[Dataset rows for apps and sites]

= = = = =

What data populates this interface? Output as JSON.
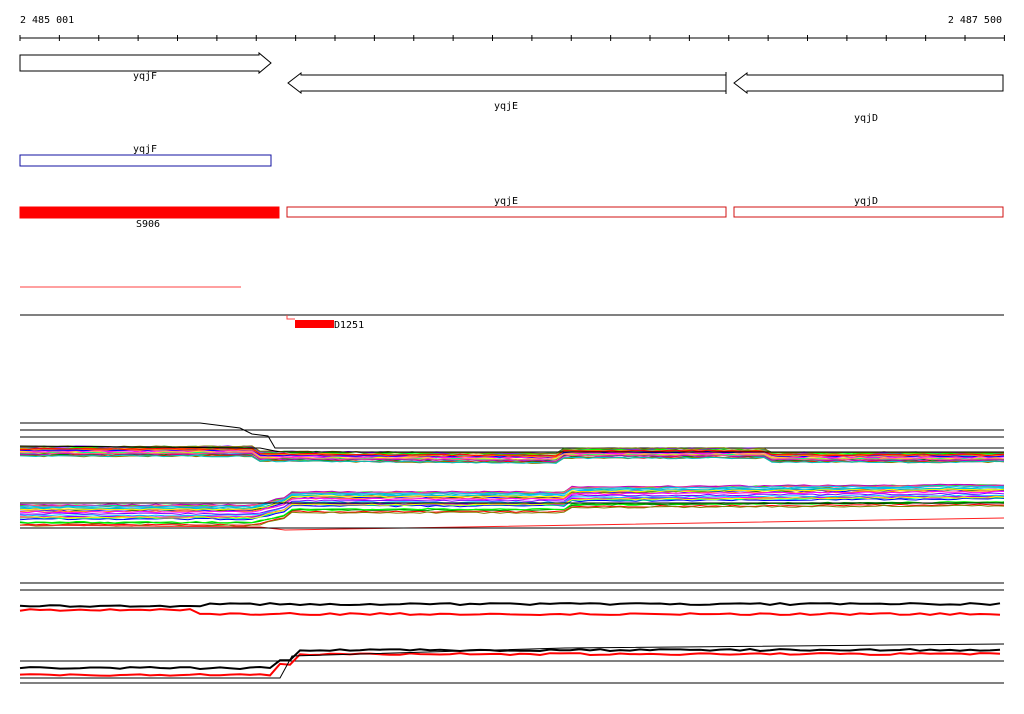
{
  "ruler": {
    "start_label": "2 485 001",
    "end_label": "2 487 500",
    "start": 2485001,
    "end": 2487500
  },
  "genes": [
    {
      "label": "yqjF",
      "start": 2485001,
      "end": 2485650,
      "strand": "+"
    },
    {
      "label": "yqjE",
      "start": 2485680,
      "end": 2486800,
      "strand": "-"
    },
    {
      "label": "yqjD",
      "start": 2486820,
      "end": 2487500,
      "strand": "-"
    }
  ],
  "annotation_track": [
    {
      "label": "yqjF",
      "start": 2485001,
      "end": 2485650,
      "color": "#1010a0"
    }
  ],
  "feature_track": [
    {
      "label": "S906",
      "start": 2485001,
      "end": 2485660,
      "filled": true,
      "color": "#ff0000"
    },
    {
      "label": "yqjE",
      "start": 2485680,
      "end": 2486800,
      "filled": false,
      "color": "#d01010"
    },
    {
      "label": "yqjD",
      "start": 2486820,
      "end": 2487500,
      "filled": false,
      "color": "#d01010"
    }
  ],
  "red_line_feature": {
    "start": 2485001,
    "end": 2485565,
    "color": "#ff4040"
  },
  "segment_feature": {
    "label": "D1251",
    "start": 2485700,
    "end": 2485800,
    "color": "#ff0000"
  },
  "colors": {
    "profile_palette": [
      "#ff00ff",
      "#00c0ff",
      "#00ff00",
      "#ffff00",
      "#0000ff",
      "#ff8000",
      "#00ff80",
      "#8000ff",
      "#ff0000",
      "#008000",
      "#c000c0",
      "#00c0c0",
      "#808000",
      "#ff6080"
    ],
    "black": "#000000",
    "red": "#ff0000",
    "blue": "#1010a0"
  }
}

= = = = =

What is wanted is a word-for-word restatement of the entries, without their images.

## RESULT:
What data populates this interface? Output as JSON.
{
  "ruler": {
    "start_label": "2 485 001",
    "end_label": "2 487 500",
    "start": 2485001,
    "end": 2487500
  },
  "genes": [
    {
      "label": "yqjF",
      "start": 2485001,
      "end": 2485650,
      "strand": "+"
    },
    {
      "label": "yqjE",
      "start": 2485680,
      "end": 2486800,
      "strand": "-"
    },
    {
      "label": "yqjD",
      "start": 2486820,
      "end": 2487500,
      "strand": "-"
    }
  ],
  "annotation_track": [
    {
      "label": "yqjF",
      "start": 2485001,
      "end": 2485650,
      "color": "#1010a0"
    }
  ],
  "feature_track": [
    {
      "label": "S906",
      "start": 2485001,
      "end": 2485660,
      "filled": true,
      "color": "#ff0000"
    },
    {
      "label": "yqjE",
      "start": 2485680,
      "end": 2486800,
      "filled": false,
      "color": "#d01010"
    },
    {
      "label": "yqjD",
      "start": 2486820,
      "end": 2487500,
      "filled": false,
      "color": "#d01010"
    }
  ],
  "red_line_feature": {
    "start": 2485001,
    "end": 2485565,
    "color": "#ff4040"
  },
  "segment_feature": {
    "label": "D1251",
    "start": 2485700,
    "end": 2485800,
    "color": "#ff0000"
  },
  "colors": {
    "profile_palette": [
      "#ff00ff",
      "#00c0ff",
      "#00ff00",
      "#ffff00",
      "#0000ff",
      "#ff8000",
      "#00ff80",
      "#8000ff",
      "#ff0000",
      "#008000",
      "#c000c0",
      "#00c0c0",
      "#808000",
      "#ff6080"
    ],
    "black": "#000000",
    "red": "#ff0000",
    "blue": "#1010a0"
  }
}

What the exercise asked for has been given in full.